◆ Given entries:
* Begin *

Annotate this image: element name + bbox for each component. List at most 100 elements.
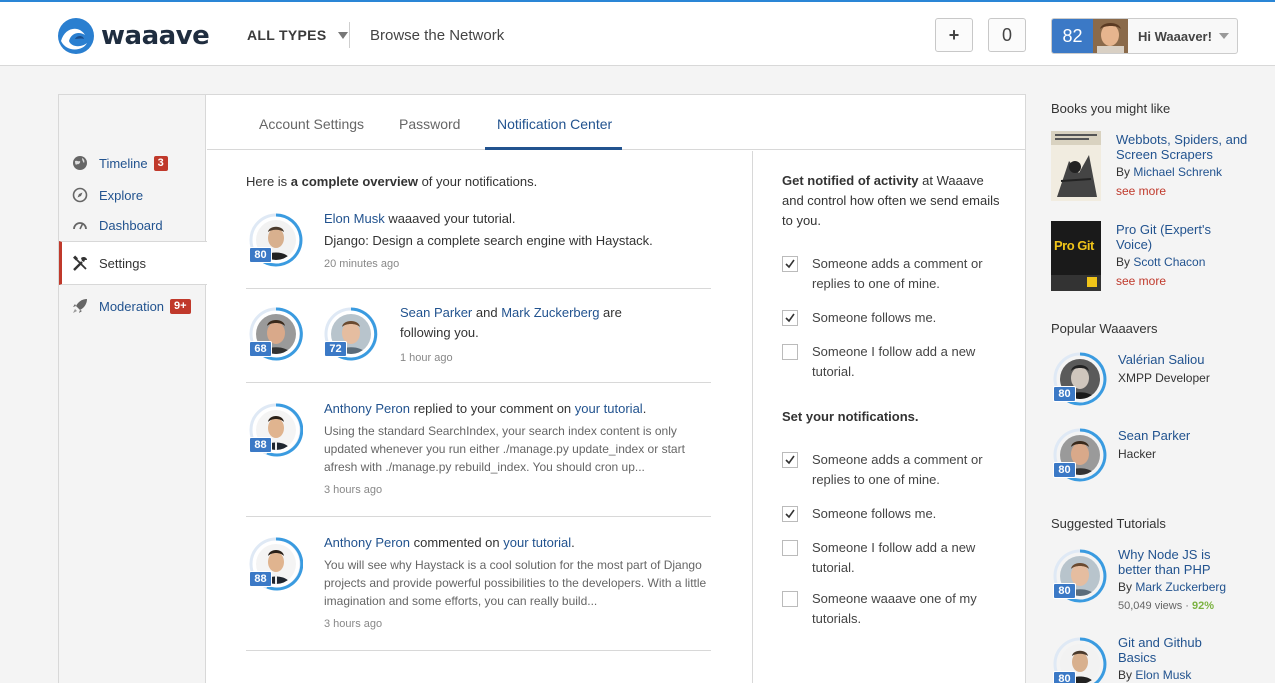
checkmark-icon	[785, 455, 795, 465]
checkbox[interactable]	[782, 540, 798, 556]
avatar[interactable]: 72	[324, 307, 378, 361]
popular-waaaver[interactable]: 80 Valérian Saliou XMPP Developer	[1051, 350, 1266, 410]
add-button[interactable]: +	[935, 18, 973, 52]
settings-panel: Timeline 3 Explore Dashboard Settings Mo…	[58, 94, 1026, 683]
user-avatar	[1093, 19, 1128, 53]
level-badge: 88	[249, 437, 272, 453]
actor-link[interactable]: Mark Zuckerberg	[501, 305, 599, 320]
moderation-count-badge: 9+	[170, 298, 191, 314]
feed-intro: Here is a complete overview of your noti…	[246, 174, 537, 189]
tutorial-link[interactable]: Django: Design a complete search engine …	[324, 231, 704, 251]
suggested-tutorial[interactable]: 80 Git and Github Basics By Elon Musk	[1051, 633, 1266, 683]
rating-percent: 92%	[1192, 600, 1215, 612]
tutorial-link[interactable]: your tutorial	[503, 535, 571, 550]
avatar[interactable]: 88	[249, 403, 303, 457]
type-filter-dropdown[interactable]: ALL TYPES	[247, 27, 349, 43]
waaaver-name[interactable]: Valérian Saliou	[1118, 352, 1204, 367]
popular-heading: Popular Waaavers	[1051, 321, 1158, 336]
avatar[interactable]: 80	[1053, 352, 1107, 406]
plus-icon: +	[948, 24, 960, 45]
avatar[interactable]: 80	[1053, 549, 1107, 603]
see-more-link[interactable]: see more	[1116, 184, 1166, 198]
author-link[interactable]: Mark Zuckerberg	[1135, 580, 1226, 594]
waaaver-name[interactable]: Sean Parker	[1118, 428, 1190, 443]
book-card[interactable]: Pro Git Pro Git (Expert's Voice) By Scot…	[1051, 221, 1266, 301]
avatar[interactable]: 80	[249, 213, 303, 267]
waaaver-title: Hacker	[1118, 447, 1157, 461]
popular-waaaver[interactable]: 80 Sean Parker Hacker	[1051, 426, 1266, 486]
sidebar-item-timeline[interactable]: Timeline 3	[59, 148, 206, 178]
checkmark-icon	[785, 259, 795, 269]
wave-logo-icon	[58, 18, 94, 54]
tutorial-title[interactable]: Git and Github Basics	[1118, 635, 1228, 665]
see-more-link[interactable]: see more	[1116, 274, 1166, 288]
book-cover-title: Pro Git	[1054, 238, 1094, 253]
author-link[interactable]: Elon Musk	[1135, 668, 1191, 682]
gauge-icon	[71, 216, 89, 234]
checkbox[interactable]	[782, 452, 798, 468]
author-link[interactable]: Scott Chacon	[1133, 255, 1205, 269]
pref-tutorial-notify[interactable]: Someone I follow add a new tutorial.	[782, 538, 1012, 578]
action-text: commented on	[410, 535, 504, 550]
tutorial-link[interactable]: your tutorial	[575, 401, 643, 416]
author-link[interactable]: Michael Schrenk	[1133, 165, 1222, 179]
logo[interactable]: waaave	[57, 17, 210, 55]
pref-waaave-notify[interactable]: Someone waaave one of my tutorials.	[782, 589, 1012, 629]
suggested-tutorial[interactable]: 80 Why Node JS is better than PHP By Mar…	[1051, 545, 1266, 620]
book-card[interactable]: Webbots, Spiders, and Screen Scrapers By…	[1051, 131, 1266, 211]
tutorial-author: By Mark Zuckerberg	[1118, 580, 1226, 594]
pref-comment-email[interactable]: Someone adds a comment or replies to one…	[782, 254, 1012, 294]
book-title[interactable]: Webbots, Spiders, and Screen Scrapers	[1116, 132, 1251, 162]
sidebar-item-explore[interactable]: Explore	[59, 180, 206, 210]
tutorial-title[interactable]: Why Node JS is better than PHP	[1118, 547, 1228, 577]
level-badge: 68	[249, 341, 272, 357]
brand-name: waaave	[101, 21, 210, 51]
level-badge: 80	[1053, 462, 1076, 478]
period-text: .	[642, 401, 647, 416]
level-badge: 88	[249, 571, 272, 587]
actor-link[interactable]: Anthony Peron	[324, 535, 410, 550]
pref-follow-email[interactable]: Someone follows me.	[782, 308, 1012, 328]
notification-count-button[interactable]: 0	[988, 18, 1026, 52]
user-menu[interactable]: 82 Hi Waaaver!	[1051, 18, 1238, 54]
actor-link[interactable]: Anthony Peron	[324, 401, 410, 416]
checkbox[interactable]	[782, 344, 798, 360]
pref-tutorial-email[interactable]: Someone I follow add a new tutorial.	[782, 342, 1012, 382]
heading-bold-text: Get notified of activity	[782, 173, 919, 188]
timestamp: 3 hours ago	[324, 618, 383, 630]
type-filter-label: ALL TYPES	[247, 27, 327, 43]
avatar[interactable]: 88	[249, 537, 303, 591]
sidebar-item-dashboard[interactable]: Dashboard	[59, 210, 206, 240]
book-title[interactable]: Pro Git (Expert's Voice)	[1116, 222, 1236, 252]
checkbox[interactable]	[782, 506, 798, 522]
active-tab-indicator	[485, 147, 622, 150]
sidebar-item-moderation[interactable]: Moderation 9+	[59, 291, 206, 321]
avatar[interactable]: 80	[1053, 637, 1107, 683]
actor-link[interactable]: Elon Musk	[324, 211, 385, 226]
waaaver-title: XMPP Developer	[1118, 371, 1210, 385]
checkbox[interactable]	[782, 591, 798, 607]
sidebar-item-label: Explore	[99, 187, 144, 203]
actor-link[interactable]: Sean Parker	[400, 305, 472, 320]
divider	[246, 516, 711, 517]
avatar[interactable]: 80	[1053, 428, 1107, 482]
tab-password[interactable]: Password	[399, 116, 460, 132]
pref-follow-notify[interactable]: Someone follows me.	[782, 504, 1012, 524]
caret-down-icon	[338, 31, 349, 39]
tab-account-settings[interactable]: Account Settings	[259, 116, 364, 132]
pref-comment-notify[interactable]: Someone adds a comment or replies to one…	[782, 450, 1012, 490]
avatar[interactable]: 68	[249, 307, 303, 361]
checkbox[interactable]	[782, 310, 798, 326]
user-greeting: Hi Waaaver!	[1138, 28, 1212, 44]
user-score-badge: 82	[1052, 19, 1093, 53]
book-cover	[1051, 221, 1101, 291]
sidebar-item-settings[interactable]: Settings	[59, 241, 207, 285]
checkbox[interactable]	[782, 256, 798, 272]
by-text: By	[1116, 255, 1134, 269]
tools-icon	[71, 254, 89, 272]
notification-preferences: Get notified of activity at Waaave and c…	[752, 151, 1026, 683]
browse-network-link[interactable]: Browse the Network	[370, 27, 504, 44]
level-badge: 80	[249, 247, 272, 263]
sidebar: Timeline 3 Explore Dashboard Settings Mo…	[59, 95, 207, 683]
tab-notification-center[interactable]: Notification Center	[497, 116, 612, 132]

* End *

◆ Problem to work on: Reproduce every row above verbatim, omitting the pictures.

◆ Response:
Annotate this image: element name + bbox for each component. List at most 100 elements.
checkmark-icon	[785, 455, 795, 465]
checkbox[interactable]	[782, 540, 798, 556]
avatar[interactable]: 72	[324, 307, 378, 361]
popular-waaaver[interactable]: 80 Valérian Saliou XMPP Developer	[1051, 350, 1266, 410]
add-button[interactable]: +	[935, 18, 973, 52]
settings-panel: Timeline 3 Explore Dashboard Settings Mo…	[58, 94, 1026, 683]
user-avatar	[1093, 19, 1128, 53]
level-badge: 88	[249, 437, 272, 453]
actor-link[interactable]: Mark Zuckerberg	[501, 305, 599, 320]
moderation-count-badge: 9+	[170, 298, 191, 314]
feed-intro: Here is a complete overview of your noti…	[246, 174, 537, 189]
tutorial-link[interactable]: Django: Design a complete search engine …	[324, 231, 704, 251]
suggested-tutorial[interactable]: 80 Git and Github Basics By Elon Musk	[1051, 633, 1266, 683]
rating-percent: 92%	[1192, 600, 1215, 612]
tutorial-link[interactable]: your tutorial	[503, 535, 571, 550]
avatar[interactable]: 88	[249, 403, 303, 457]
type-filter-dropdown[interactable]: ALL TYPES	[247, 27, 349, 43]
waaaver-name[interactable]: Valérian Saliou	[1118, 352, 1204, 367]
popular-heading: Popular Waaavers	[1051, 321, 1158, 336]
avatar[interactable]: 80	[1053, 352, 1107, 406]
plus-icon: +	[948, 24, 960, 45]
avatar[interactable]: 80	[1053, 549, 1107, 603]
see-more-link[interactable]: see more	[1116, 184, 1166, 198]
author-link[interactable]: Mark Zuckerberg	[1135, 580, 1226, 594]
waaaver-name[interactable]: Sean Parker	[1118, 428, 1190, 443]
book-card[interactable]: Pro Git Pro Git (Expert's Voice) By Scot…	[1051, 221, 1266, 301]
avatar[interactable]: 80	[249, 213, 303, 267]
waaaver-title: Hacker	[1118, 447, 1157, 461]
popular-waaaver[interactable]: 80 Sean Parker Hacker	[1051, 426, 1266, 486]
sidebar-item-timeline[interactable]: Timeline 3	[59, 148, 206, 178]
checkmark-icon	[785, 259, 795, 269]
wave-logo-icon	[58, 18, 94, 54]
tutorial-title[interactable]: Git and Github Basics	[1118, 635, 1228, 665]
see-more-link[interactable]: see more	[1116, 274, 1166, 288]
book-cover-title: Pro Git	[1054, 238, 1094, 253]
author-link[interactable]: Elon Musk	[1135, 668, 1191, 682]
gauge-icon	[71, 216, 89, 234]
checkbox[interactable]	[782, 452, 798, 468]
author-link[interactable]: Scott Chacon	[1133, 255, 1205, 269]
pref-tutorial-notify[interactable]: Someone I follow add a new tutorial.	[782, 538, 1012, 578]
action-text: commented on	[410, 535, 504, 550]
tutorial-link[interactable]: your tutorial	[575, 401, 643, 416]
author-link[interactable]: Michael Schrenk	[1133, 165, 1222, 179]
logo[interactable]: waaave	[57, 17, 210, 55]
pref-waaave-notify[interactable]: Someone waaave one of my tutorials.	[782, 589, 1012, 629]
suggested-tutorial[interactable]: 80 Why Node JS is better than PHP By Mar…	[1051, 545, 1266, 620]
book-card[interactable]: Webbots, Spiders, and Screen Scrapers By…	[1051, 131, 1266, 211]
tutorial-author: By Mark Zuckerberg	[1118, 580, 1226, 594]
pref-comment-email[interactable]: Someone adds a comment or replies to one…	[782, 254, 1012, 294]
book-title[interactable]: Webbots, Spiders, and Screen Scrapers	[1116, 132, 1251, 162]
sidebar-item-explore[interactable]: Explore	[59, 180, 206, 210]
tutorial-title[interactable]: Why Node JS is better than PHP	[1118, 547, 1228, 577]
level-badge: 68	[249, 341, 272, 357]
brand-name: waaave	[101, 21, 210, 51]
level-badge: 80	[1053, 462, 1076, 478]
period-text: .	[642, 401, 647, 416]
level-badge: 88	[249, 571, 272, 587]
actor-link[interactable]: Anthony Peron	[324, 535, 410, 550]
pref-follow-email[interactable]: Someone follows me.	[782, 308, 1012, 328]
notification-count-button[interactable]: 0	[988, 18, 1026, 52]
user-menu[interactable]: 82 Hi Waaaver!	[1051, 18, 1238, 54]
actor-link[interactable]: Anthony Peron	[324, 401, 410, 416]
checkbox[interactable]	[782, 344, 798, 360]
pref-tutorial-email[interactable]: Someone I follow add a new tutorial.	[782, 342, 1012, 382]
heading-bold-text: Get notified of activity	[782, 173, 919, 188]
timestamp: 3 hours ago	[324, 618, 383, 630]
type-filter-label: ALL TYPES	[247, 27, 327, 43]
avatar[interactable]: 88	[249, 537, 303, 591]
sidebar-item-dashboard[interactable]: Dashboard	[59, 210, 206, 240]
book-title[interactable]: Pro Git (Expert's Voice)	[1116, 222, 1236, 252]
checkbox[interactable]	[782, 506, 798, 522]
active-tab-indicator	[485, 147, 622, 150]
sidebar-item-moderation[interactable]: Moderation 9+	[59, 291, 206, 321]
avatar[interactable]: 80	[1053, 637, 1107, 683]
actor-link[interactable]: Elon Musk	[324, 211, 385, 226]
waaaver-title: XMPP Developer	[1118, 371, 1210, 385]
checkbox[interactable]	[782, 591, 798, 607]
sidebar-item-label: Explore	[99, 187, 144, 203]
actor-link[interactable]: Sean Parker	[400, 305, 472, 320]
divider	[246, 516, 711, 517]
avatar[interactable]: 80	[1053, 428, 1107, 482]
tab-password[interactable]: Password	[399, 116, 460, 132]
pref-follow-notify[interactable]: Someone follows me.	[782, 504, 1012, 524]
caret-down-icon	[338, 31, 349, 39]
tab-account-settings[interactable]: Account Settings	[259, 116, 364, 132]
pref-comment-notify[interactable]: Someone adds a comment or replies to one…	[782, 450, 1012, 490]
avatar[interactable]: 68	[249, 307, 303, 361]
checkbox[interactable]	[782, 310, 798, 326]
user-greeting: Hi Waaaver!	[1138, 28, 1212, 44]
user-score-badge: 82	[1052, 19, 1093, 53]
book-cover	[1051, 221, 1101, 291]
sidebar-item-settings[interactable]: Settings	[59, 241, 207, 285]
checkbox[interactable]	[782, 256, 798, 272]
by-text: By	[1116, 255, 1134, 269]
tools-icon	[71, 254, 89, 272]
notification-preferences: Get notified of activity at Waaave and c…	[752, 151, 1026, 683]
browse-network-link[interactable]: Browse the Network	[370, 27, 504, 44]
level-badge: 80	[249, 247, 272, 263]
sidebar: Timeline 3 Explore Dashboard Settings Mo…	[59, 95, 207, 683]
tab-notification-center[interactable]: Notification Center	[497, 116, 612, 132]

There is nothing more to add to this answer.